**DIRECTION:**
Sort through the entries below and pull out lines containing the word "kind".

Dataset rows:
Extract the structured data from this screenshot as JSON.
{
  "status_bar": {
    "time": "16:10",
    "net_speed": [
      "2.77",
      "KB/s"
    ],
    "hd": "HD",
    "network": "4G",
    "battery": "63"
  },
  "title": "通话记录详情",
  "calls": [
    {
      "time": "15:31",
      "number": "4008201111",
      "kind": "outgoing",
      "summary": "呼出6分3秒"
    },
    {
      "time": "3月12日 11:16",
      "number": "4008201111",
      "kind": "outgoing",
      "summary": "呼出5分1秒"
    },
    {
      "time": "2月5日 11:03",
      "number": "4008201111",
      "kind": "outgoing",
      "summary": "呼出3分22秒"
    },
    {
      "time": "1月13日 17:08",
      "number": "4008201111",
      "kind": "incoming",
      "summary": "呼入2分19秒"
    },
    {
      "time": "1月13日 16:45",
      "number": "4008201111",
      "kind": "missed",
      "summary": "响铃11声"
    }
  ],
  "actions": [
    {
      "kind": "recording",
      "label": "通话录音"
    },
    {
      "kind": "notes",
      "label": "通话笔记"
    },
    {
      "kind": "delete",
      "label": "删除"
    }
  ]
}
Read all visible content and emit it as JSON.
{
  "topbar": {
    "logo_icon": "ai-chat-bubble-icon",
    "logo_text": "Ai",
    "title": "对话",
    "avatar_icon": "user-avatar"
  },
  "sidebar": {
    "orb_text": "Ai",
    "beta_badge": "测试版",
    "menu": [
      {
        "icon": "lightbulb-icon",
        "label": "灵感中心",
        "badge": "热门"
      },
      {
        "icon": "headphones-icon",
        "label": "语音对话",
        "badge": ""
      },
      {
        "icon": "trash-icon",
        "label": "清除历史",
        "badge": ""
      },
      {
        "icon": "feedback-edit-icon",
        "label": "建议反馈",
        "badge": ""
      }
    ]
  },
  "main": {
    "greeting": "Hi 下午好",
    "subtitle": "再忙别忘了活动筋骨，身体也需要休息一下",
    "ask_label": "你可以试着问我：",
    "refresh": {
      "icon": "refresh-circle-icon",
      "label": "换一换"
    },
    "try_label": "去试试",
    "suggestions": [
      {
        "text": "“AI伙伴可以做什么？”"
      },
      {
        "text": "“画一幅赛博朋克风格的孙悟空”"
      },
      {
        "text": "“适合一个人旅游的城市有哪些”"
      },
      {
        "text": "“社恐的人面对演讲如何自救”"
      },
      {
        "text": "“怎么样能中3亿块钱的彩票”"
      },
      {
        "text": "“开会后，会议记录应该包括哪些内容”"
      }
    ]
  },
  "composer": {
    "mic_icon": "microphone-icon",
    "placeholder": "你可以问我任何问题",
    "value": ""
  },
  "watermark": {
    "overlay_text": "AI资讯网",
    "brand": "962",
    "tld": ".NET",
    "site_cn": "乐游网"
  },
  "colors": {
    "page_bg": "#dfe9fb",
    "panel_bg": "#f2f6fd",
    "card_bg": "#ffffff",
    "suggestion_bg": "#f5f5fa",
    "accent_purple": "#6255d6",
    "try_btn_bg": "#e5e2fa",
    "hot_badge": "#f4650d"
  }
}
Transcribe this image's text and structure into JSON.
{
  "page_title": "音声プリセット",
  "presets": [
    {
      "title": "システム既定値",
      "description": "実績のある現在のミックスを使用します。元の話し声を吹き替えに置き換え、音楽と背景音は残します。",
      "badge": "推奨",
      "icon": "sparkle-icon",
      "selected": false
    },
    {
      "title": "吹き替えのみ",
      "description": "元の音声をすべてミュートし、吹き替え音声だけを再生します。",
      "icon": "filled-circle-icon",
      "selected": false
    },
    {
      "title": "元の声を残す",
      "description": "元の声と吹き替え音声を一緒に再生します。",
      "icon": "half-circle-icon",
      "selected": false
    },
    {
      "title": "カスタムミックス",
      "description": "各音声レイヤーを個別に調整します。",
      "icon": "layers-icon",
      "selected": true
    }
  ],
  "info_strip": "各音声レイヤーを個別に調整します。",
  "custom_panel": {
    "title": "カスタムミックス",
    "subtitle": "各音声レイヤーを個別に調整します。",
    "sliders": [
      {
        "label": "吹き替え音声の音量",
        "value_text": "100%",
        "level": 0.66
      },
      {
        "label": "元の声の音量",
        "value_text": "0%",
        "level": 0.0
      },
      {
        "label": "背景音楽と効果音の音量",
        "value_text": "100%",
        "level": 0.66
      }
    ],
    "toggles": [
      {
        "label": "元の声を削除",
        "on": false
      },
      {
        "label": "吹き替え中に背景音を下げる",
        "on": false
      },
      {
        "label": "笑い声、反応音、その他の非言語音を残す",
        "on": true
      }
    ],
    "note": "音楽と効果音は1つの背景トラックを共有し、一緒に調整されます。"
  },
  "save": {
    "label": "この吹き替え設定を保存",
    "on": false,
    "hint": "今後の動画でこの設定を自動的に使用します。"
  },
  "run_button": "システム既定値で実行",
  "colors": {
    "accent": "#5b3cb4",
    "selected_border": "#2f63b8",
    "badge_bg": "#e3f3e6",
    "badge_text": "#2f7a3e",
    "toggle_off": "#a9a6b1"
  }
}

**EXERCISE SOLUTION:**
      "kind": "outgoing",
      "kind": "outgoing",
      "kind": "outgoing",
      "kind": "incoming",
      "kind": "missed",
      "kind": "recording",
      "kind": "notes",
      "kind": "delete",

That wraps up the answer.